**Set task**
Can you find every line in the entries below that contains the word "Syllable" and copy each of those lines out in full?

— START Dataset rows —

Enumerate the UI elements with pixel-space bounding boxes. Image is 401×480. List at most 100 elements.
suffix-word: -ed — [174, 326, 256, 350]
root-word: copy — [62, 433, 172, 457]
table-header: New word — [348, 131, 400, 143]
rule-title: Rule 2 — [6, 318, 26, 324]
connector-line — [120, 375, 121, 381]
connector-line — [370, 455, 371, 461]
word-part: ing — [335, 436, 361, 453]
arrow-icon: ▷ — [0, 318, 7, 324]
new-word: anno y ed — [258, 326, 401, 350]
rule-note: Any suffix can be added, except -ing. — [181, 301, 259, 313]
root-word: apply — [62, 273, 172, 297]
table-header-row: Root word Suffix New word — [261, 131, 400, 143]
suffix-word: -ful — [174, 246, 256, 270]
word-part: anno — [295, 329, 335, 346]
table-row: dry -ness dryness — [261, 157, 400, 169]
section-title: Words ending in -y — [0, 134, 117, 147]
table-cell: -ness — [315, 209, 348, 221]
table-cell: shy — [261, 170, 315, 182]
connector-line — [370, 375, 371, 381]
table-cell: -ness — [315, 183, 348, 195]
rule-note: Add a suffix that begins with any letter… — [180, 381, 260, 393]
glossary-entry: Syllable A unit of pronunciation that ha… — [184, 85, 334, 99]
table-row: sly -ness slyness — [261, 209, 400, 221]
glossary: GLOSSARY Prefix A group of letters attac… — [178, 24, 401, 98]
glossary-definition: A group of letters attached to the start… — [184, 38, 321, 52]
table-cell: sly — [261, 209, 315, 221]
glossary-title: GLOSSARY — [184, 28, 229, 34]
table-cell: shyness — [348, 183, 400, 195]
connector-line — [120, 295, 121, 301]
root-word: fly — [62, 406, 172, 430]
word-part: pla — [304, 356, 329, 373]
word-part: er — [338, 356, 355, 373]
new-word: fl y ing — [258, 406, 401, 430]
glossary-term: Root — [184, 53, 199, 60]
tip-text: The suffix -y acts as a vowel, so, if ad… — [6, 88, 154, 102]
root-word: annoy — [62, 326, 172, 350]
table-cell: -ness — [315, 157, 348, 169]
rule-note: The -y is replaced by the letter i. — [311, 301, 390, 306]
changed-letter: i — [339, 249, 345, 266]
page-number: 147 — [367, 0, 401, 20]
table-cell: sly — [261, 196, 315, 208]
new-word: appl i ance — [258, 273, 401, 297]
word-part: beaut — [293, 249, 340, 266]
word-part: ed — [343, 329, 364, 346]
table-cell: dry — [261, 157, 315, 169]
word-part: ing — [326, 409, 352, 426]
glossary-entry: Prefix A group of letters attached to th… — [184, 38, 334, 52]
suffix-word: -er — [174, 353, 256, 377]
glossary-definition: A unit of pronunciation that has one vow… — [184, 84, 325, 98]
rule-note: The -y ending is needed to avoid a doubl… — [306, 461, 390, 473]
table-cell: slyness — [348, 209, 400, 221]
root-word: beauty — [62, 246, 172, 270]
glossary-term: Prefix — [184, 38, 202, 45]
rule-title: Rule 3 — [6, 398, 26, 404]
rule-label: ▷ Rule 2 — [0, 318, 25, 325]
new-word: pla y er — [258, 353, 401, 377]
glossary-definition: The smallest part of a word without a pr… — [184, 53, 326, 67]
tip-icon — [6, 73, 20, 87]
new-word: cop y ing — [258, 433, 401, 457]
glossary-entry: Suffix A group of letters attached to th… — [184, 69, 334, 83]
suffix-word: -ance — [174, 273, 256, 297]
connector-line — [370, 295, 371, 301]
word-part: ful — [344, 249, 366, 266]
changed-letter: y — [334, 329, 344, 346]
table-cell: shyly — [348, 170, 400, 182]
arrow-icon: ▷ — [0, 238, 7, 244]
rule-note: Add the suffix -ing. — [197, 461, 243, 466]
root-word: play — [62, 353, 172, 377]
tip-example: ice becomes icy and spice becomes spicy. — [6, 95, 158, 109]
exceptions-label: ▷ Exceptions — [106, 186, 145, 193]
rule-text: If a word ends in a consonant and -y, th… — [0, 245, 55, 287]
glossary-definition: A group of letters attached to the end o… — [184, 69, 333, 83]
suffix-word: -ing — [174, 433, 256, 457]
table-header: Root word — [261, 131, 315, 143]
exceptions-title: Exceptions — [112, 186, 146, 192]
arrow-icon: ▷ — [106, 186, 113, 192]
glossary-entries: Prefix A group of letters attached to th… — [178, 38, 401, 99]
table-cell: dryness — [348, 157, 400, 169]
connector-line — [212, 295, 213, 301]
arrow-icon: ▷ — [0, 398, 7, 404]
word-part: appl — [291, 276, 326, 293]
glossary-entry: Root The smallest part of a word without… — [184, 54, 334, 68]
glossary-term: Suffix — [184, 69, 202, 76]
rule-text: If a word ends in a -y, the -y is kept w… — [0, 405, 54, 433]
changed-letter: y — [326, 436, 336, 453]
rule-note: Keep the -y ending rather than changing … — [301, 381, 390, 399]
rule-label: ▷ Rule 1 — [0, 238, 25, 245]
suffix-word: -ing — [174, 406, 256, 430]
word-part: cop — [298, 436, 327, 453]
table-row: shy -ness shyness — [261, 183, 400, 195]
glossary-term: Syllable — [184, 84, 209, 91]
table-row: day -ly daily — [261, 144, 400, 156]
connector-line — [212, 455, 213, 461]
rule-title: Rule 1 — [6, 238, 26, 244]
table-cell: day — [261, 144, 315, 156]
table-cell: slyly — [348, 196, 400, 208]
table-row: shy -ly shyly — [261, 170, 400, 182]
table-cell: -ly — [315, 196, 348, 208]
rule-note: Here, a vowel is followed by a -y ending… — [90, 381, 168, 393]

— END Dataset rows —

**Final result**
glossary-entry: Syllable A unit of pronunciation that ha… — [184, 85, 334, 99]
glossary-term: Syllable — [184, 84, 209, 91]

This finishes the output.